### Given task
State the number of lines with the string "incoming" in them, and nothing else.

### Data excerpts

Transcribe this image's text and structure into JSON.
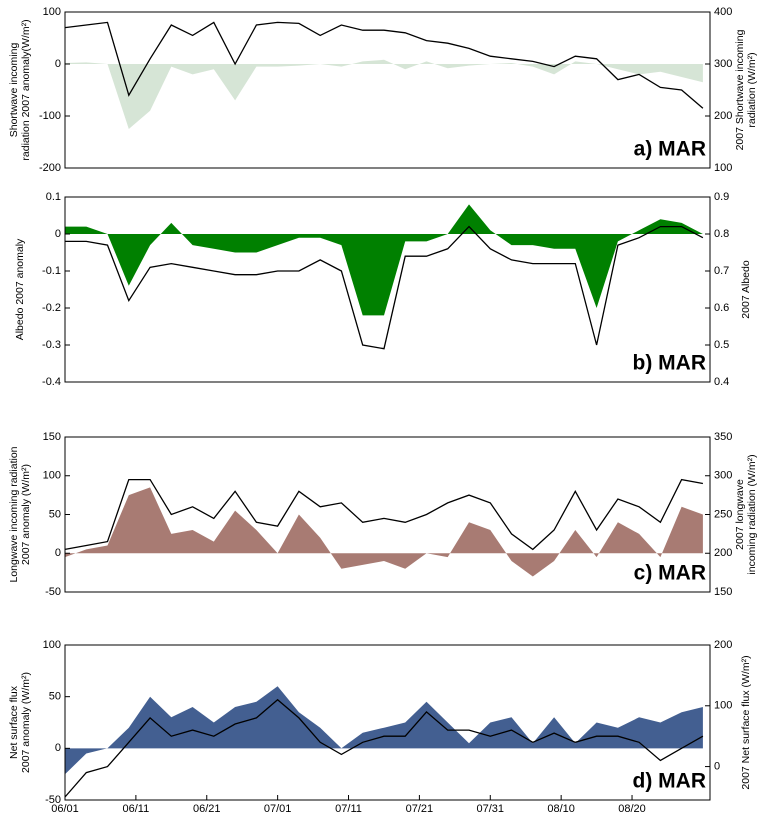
{
  "chart_data": [
    {
      "type": "area-line",
      "panel_label": "a) MAR",
      "ylabel": [
        "Shortwave incoming",
        "radiation 2007 anomaly(W/m²)"
      ],
      "y2label": [
        "2007 Shortwave incoming",
        "radiation (W/m²)"
      ],
      "x": [
        0,
        3,
        6,
        9,
        12,
        15,
        18,
        21,
        24,
        27,
        30,
        33,
        36,
        39,
        42,
        45,
        48,
        51,
        54,
        57,
        60,
        63,
        66,
        69,
        72,
        75,
        78,
        81,
        84,
        87,
        90
      ],
      "xlim": [
        0,
        91
      ],
      "ylim": [
        -200,
        100
      ],
      "yticks": [
        -200,
        -100,
        0,
        100
      ],
      "y2lim": [
        100,
        400
      ],
      "y2ticks": [
        100,
        200,
        300,
        400
      ],
      "series": [
        {
          "color": "#d6e5d6",
          "values": [
            2,
            3,
            0,
            -125,
            -90,
            -5,
            -20,
            -10,
            -70,
            -5,
            -5,
            -3,
            0,
            -5,
            5,
            8,
            -10,
            5,
            -8,
            -3,
            0,
            2,
            -5,
            -20,
            5,
            0,
            -10,
            -20,
            -15,
            -25,
            -35
          ]
        },
        {
          "color": "#000000",
          "axis": "y2",
          "values": [
            370,
            375,
            380,
            240,
            310,
            375,
            355,
            380,
            300,
            375,
            380,
            378,
            355,
            375,
            365,
            365,
            360,
            345,
            340,
            330,
            315,
            310,
            305,
            295,
            315,
            310,
            270,
            280,
            255,
            250,
            215
          ]
        }
      ]
    },
    {
      "type": "area-line",
      "panel_label": "b) MAR",
      "ylabel": [
        "Albedo 2007 anomaly"
      ],
      "y2label": [
        "2007 Albedo"
      ],
      "x": [
        0,
        3,
        6,
        9,
        12,
        15,
        18,
        21,
        24,
        27,
        30,
        33,
        36,
        39,
        42,
        45,
        48,
        51,
        54,
        57,
        60,
        63,
        66,
        69,
        72,
        75,
        78,
        81,
        84,
        87,
        90
      ],
      "xlim": [
        0,
        91
      ],
      "ylim": [
        -0.4,
        0.1
      ],
      "yticks": [
        -0.4,
        -0.3,
        -0.2,
        -0.1,
        0,
        0.1
      ],
      "y2lim": [
        0.4,
        0.9
      ],
      "y2ticks": [
        0.4,
        0.5,
        0.6,
        0.7,
        0.8,
        0.9
      ],
      "series": [
        {
          "color": "#008000",
          "values": [
            0.02,
            0.02,
            0.0,
            -0.14,
            -0.03,
            0.03,
            -0.03,
            -0.04,
            -0.05,
            -0.05,
            -0.03,
            -0.01,
            -0.01,
            -0.03,
            -0.22,
            -0.22,
            -0.02,
            -0.02,
            0.0,
            0.08,
            0.01,
            -0.03,
            -0.03,
            -0.04,
            -0.04,
            -0.2,
            -0.02,
            0.01,
            0.04,
            0.03,
            0.0
          ]
        },
        {
          "color": "#000000",
          "axis": "y2",
          "values": [
            0.78,
            0.78,
            0.77,
            0.62,
            0.71,
            0.72,
            0.71,
            0.7,
            0.69,
            0.69,
            0.7,
            0.7,
            0.73,
            0.7,
            0.5,
            0.49,
            0.74,
            0.74,
            0.76,
            0.82,
            0.76,
            0.73,
            0.72,
            0.72,
            0.72,
            0.5,
            0.77,
            0.79,
            0.82,
            0.82,
            0.79
          ]
        }
      ]
    },
    {
      "type": "area-line",
      "panel_label": "c) MAR",
      "ylabel": [
        "Longwave incoming radiation",
        "2007 anomaly (W/m²)"
      ],
      "y2label": [
        "2007 longwave",
        "incoming radiation (W/m²)"
      ],
      "x": [
        0,
        3,
        6,
        9,
        12,
        15,
        18,
        21,
        24,
        27,
        30,
        33,
        36,
        39,
        42,
        45,
        48,
        51,
        54,
        57,
        60,
        63,
        66,
        69,
        72,
        75,
        78,
        81,
        84,
        87,
        90
      ],
      "xlim": [
        0,
        91
      ],
      "ylim": [
        -50,
        150
      ],
      "yticks": [
        -50,
        0,
        50,
        100,
        150
      ],
      "y2lim": [
        150,
        350
      ],
      "y2ticks": [
        150,
        200,
        250,
        300,
        350
      ],
      "series": [
        {
          "color": "#a87b73",
          "values": [
            -5,
            5,
            10,
            75,
            85,
            25,
            30,
            15,
            55,
            30,
            0,
            50,
            20,
            -20,
            -15,
            -10,
            -20,
            0,
            -5,
            40,
            30,
            -10,
            -30,
            -10,
            30,
            -5,
            40,
            25,
            -5,
            60,
            50
          ]
        },
        {
          "color": "#000000",
          "axis": "y2",
          "values": [
            205,
            210,
            215,
            295,
            295,
            250,
            260,
            245,
            280,
            240,
            235,
            280,
            260,
            265,
            240,
            245,
            240,
            250,
            265,
            275,
            265,
            225,
            205,
            230,
            280,
            230,
            270,
            260,
            240,
            295,
            290
          ]
        }
      ]
    },
    {
      "type": "area-line",
      "panel_label": "d) MAR",
      "ylabel": [
        "Net surface flux",
        "2007 anomaly (W/m²)"
      ],
      "y2label": [
        "2007 Net surface flux (W/m²)"
      ],
      "x": [
        0,
        3,
        6,
        9,
        12,
        15,
        18,
        21,
        24,
        27,
        30,
        33,
        36,
        39,
        42,
        45,
        48,
        51,
        54,
        57,
        60,
        63,
        66,
        69,
        72,
        75,
        78,
        81,
        84,
        87,
        90
      ],
      "xlim": [
        0,
        91
      ],
      "xticks": [
        {
          "value": 0,
          "label": "06/01"
        },
        {
          "value": 10,
          "label": "06/11"
        },
        {
          "value": 20,
          "label": "06/21"
        },
        {
          "value": 30,
          "label": "07/01"
        },
        {
          "value": 40,
          "label": "07/11"
        },
        {
          "value": 50,
          "label": "07/21"
        },
        {
          "value": 60,
          "label": "07/31"
        },
        {
          "value": 70,
          "label": "08/10"
        },
        {
          "value": 80,
          "label": "08/20"
        }
      ],
      "ylim": [
        -50,
        100
      ],
      "yticks": [
        -50,
        0,
        50,
        100
      ],
      "y2lim": [
        -55,
        200
      ],
      "y2ticks": [
        0,
        100,
        200
      ],
      "series": [
        {
          "color": "#435f91",
          "values": [
            -25,
            -5,
            0,
            20,
            50,
            30,
            40,
            25,
            40,
            45,
            60,
            35,
            20,
            0,
            15,
            20,
            25,
            45,
            25,
            5,
            25,
            30,
            5,
            30,
            5,
            25,
            20,
            30,
            25,
            35,
            40
          ]
        },
        {
          "color": "#000000",
          "axis": "y2",
          "values": [
            -50,
            -10,
            0,
            40,
            80,
            50,
            60,
            50,
            70,
            80,
            110,
            80,
            40,
            20,
            40,
            50,
            50,
            90,
            60,
            60,
            50,
            60,
            40,
            55,
            40,
            50,
            50,
            40,
            10,
            30,
            50
          ]
        }
      ]
    }
  ]
}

### Output of the task
4